Data records:
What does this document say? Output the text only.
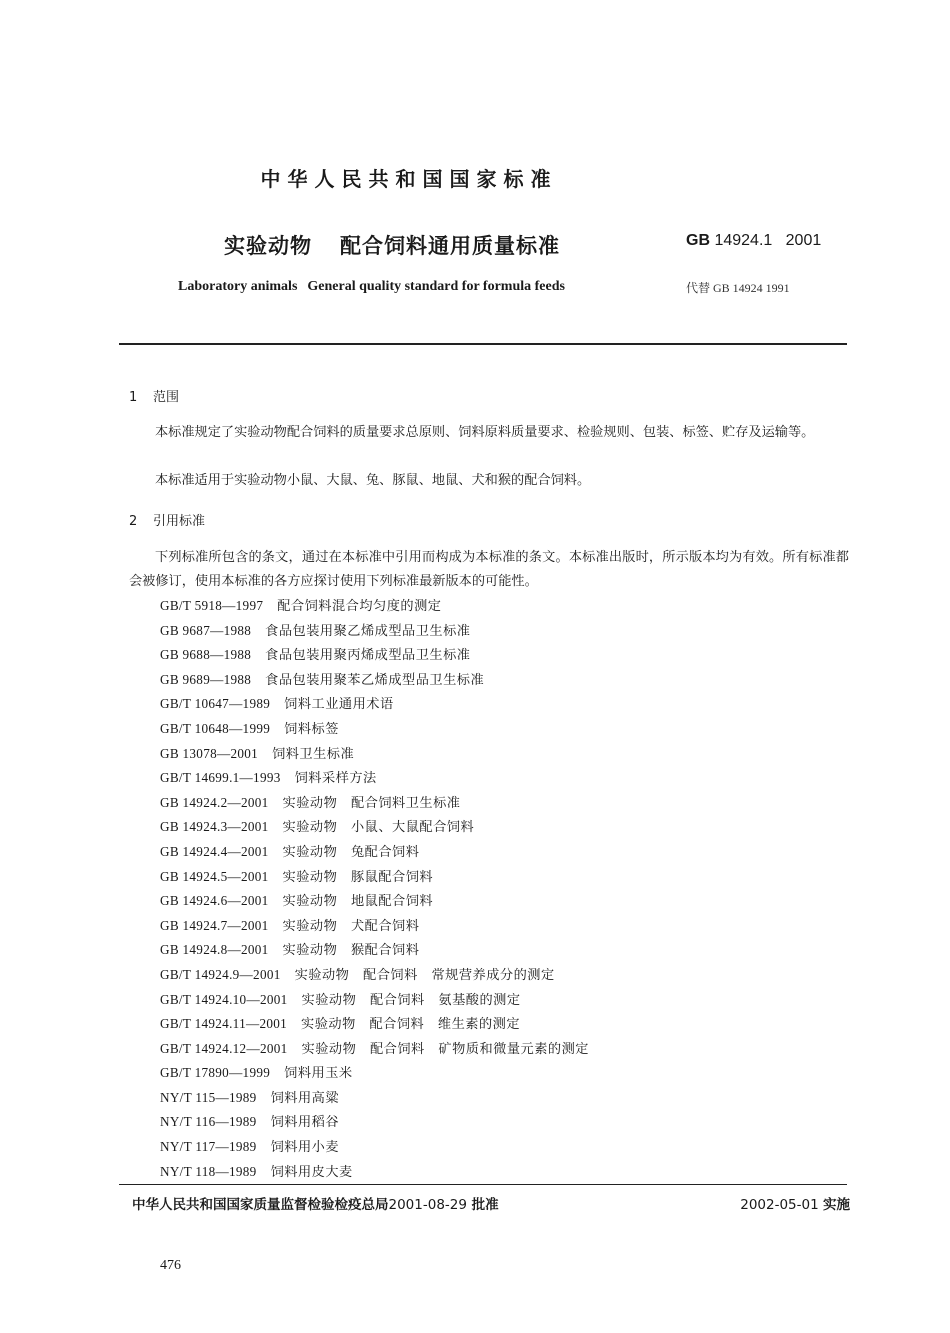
中华人民共和国国家标准
实验动物 配合饲料通用质量标准	GB 14924.1 2001
Laboratory animals General quality standard for formula feeds	代替 GB 14924 1991
1 范围
本标准规定了实验动物配合饲料的质量要求总原则、饲料原料质量要求、检验规则、包装、标签、贮存及运输等。
本标准适用于实验动物小鼠、大鼠、兔、豚鼠、地鼠、犬和猴的配合饲料。
2 引用标准
下列标准所包含的条文，通过在本标准中引用而构成为本标准的条文。本标准出版时，所示版本均为有效。所有标准都会被修订，使用本标准的各方应探讨使用下列标准最新版本的可能性。
GB/T 5918—1997 配合饲料混合均匀度的测定
GB 9687—1988 食品包装用聚乙烯成型品卫生标准
GB 9688—1988 食品包装用聚丙烯成型品卫生标准
GB 9689—1988 食品包装用聚苯乙烯成型品卫生标准
GB/T 10647—1989 饲料工业通用术语
GB/T 10648—1999 饲料标签
GB 13078—2001 饲料卫生标准
GB/T 14699.1—1993 饲料采样方法
GB 14924.2—2001 实验动物　配合饲料卫生标准
GB 14924.3—2001 实验动物　小鼠、大鼠配合饲料
GB 14924.4—2001 实验动物　兔配合饲料
GB 14924.5—2001 实验动物　豚鼠配合饲料
GB 14924.6—2001 实验动物　地鼠配合饲料
GB 14924.7—2001 实验动物　犬配合饲料
GB 14924.8—2001 实验动物　猴配合饲料
GB/T 14924.9—2001 实验动物　配合饲料　常规营养成分的测定
GB/T 14924.10—2001 实验动物　配合饲料　氨基酸的测定
GB/T 14924.11—2001 实验动物　配合饲料　维生素的测定
GB/T 14924.12—2001 实验动物　配合饲料　矿物质和微量元素的测定
GB/T 17890—1999 饲料用玉米
NY/T 115—1989 饲料用高粱
NY/T 116—1989 饲料用稻谷
NY/T 117—1989 饲料用小麦
NY/T 118—1989 饲料用皮大麦
中华人民共和国国家质量监督检验检疫总局2001-08-29 批准	2002-05-01 实施
476
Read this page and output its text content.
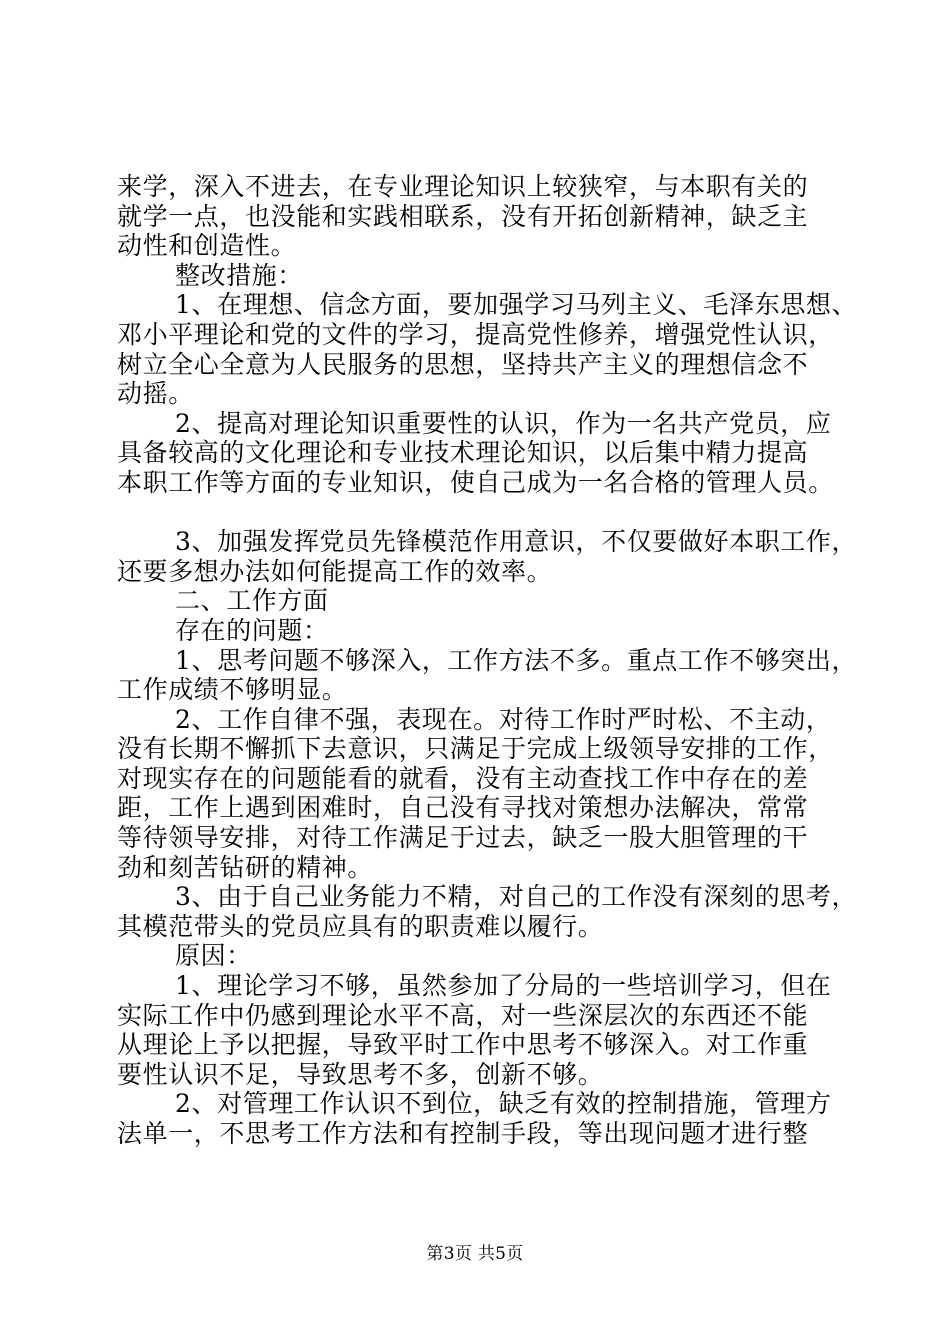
来学，深入不进去，在专业理论知识上较狭窄，与本职有关的
就学一点，也没能和实践相联系，没有开拓创新精神，缺乏主
动性和创造性。
整改措施：
1、在理想、信念方面，要加强学习马列主义、毛泽东思想、
邓小平理论和党的文件的学习，提高党性修养，增强党性认识，
树立全心全意为人民服务的思想，坚持共产主义的理想信念不
动摇。
2、提高对理论知识重要性的认识，作为一名共产党员，应
具备较高的文化理论和专业技术理论知识，以后集中精力提高
本职工作等方面的专业知识，使自己成为一名合格的管理人员。
3、加强发挥党员先锋模范作用意识，不仅要做好本职工作，
还要多想办法如何能提高工作的效率。
二、工作方面
存在的问题：
1、思考问题不够深入，工作方法不多。重点工作不够突出，
工作成绩不够明显。
2、工作自律不强，表现在。对待工作时严时松、不主动，
没有长期不懈抓下去意识，只满足于完成上级领导安排的工作，
对现实存在的问题能看的就看，没有主动查找工作中存在的差
距，工作上遇到困难时，自己没有寻找对策想办法解决，常常
等待领导安排，对待工作满足于过去，缺乏一股大胆管理的干
劲和刻苦钻研的精神。
3、由于自己业务能力不精，对自己的工作没有深刻的思考，
其模范带头的党员应具有的职责难以履行。
原因：
1、理论学习不够，虽然参加了分局的一些培训学习，但在
实际工作中仍感到理论水平不高，对一些深层次的东西还不能
从理论上予以把握，导致平时工作中思考不够深入。对工作重
要性认识不足，导致思考不多，创新不够。
2、对管理工作认识不到位，缺乏有效的控制措施，管理方
法单一，不思考工作方法和有控制手段，等出现问题才进行整
第3页 共5页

Task instructions:
In the entries above, find every line with the word "this" and list it.

Reply to the exercise:
What does this document say? Output the text only.
Read this page and output its text content.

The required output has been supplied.